INSTRUCTIONS FOR THE TASK: Return each entry exactly, with none missing.

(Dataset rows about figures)
START

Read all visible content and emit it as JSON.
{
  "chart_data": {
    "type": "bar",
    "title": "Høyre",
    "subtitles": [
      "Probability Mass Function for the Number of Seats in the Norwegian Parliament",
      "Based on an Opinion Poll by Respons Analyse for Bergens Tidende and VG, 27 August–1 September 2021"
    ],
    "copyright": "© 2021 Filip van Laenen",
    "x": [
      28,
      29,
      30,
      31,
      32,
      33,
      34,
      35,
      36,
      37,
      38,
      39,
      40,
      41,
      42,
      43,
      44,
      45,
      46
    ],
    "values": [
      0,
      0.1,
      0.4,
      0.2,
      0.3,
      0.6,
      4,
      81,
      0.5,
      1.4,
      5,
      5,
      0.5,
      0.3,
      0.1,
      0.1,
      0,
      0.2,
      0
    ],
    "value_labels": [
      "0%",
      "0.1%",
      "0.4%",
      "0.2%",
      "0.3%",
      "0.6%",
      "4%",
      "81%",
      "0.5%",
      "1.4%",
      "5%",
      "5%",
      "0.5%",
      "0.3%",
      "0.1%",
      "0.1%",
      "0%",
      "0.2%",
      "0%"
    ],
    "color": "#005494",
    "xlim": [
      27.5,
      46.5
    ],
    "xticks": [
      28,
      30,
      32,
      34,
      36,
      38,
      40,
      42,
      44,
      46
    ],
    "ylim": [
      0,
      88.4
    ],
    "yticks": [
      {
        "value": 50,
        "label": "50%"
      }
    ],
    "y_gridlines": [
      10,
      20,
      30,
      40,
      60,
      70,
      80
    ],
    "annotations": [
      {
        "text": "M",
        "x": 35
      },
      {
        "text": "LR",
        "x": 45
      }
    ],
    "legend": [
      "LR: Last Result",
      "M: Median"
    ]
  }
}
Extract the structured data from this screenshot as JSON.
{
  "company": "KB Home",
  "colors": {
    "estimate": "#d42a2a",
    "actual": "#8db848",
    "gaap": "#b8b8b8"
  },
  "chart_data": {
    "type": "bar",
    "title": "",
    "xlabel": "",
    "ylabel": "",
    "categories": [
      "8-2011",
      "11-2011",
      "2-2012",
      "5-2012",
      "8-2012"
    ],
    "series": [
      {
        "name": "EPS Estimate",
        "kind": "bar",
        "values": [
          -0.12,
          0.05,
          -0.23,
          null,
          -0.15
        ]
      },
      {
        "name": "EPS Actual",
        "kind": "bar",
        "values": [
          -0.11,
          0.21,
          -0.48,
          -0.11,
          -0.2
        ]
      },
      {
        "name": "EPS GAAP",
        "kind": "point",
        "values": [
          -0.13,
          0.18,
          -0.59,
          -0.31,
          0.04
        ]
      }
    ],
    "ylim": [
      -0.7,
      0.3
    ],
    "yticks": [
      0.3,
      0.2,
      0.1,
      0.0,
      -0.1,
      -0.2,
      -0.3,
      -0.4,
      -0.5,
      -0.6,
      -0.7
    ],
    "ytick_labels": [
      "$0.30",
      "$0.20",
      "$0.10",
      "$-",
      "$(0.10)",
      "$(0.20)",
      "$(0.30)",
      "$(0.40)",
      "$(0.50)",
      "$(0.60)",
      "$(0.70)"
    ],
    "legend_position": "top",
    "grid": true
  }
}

END

ANSWER BELOW:
Read all visible content and emit it as JSON.
{
  "chart_data": {
    "type": "bar",
    "title": "Høyre",
    "subtitles": [
      "Probability Mass Function for the Number of Seats in the Norwegian Parliament",
      "Based on an Opinion Poll by Respons Analyse for Bergens Tidende and VG, 27 August–1 September 2021"
    ],
    "copyright": "© 2021 Filip van Laenen",
    "x": [
      28,
      29,
      30,
      31,
      32,
      33,
      34,
      35,
      36,
      37,
      38,
      39,
      40,
      41,
      42,
      43,
      44,
      45,
      46
    ],
    "values": [
      0,
      0.1,
      0.4,
      0.2,
      0.3,
      0.6,
      4,
      81,
      0.5,
      1.4,
      5,
      5,
      0.5,
      0.3,
      0.1,
      0.1,
      0,
      0.2,
      0
    ],
    "value_labels": [
      "0%",
      "0.1%",
      "0.4%",
      "0.2%",
      "0.3%",
      "0.6%",
      "4%",
      "81%",
      "0.5%",
      "1.4%",
      "5%",
      "5%",
      "0.5%",
      "0.3%",
      "0.1%",
      "0.1%",
      "0%",
      "0.2%",
      "0%"
    ],
    "color": "#005494",
    "xlim": [
      27.5,
      46.5
    ],
    "xticks": [
      28,
      30,
      32,
      34,
      36,
      38,
      40,
      42,
      44,
      46
    ],
    "ylim": [
      0,
      88.4
    ],
    "yticks": [
      {
        "value": 50,
        "label": "50%"
      }
    ],
    "y_gridlines": [
      10,
      20,
      30,
      40,
      60,
      70,
      80
    ],
    "annotations": [
      {
        "text": "M",
        "x": 35
      },
      {
        "text": "LR",
        "x": 45
      }
    ],
    "legend": [
      "LR: Last Result",
      "M: Median"
    ]
  }
}
Extract the structured data from this screenshot as JSON.
{
  "company": "KB Home",
  "colors": {
    "estimate": "#d42a2a",
    "actual": "#8db848",
    "gaap": "#b8b8b8"
  },
  "chart_data": {
    "type": "bar",
    "title": "",
    "xlabel": "",
    "ylabel": "",
    "categories": [
      "8-2011",
      "11-2011",
      "2-2012",
      "5-2012",
      "8-2012"
    ],
    "series": [
      {
        "name": "EPS Estimate",
        "kind": "bar",
        "values": [
          -0.12,
          0.05,
          -0.23,
          null,
          -0.15
        ]
      },
      {
        "name": "EPS Actual",
        "kind": "bar",
        "values": [
          -0.11,
          0.21,
          -0.48,
          -0.11,
          -0.2
        ]
      },
      {
        "name": "EPS GAAP",
        "kind": "point",
        "values": [
          -0.13,
          0.18,
          -0.59,
          -0.31,
          0.04
        ]
      }
    ],
    "ylim": [
      -0.7,
      0.3
    ],
    "yticks": [
      0.3,
      0.2,
      0.1,
      0.0,
      -0.1,
      -0.2,
      -0.3,
      -0.4,
      -0.5,
      -0.6,
      -0.7
    ],
    "ytick_labels": [
      "$0.30",
      "$0.20",
      "$0.10",
      "$-",
      "$(0.10)",
      "$(0.20)",
      "$(0.30)",
      "$(0.40)",
      "$(0.50)",
      "$(0.60)",
      "$(0.70)"
    ],
    "legend_position": "top",
    "grid": true
  }
}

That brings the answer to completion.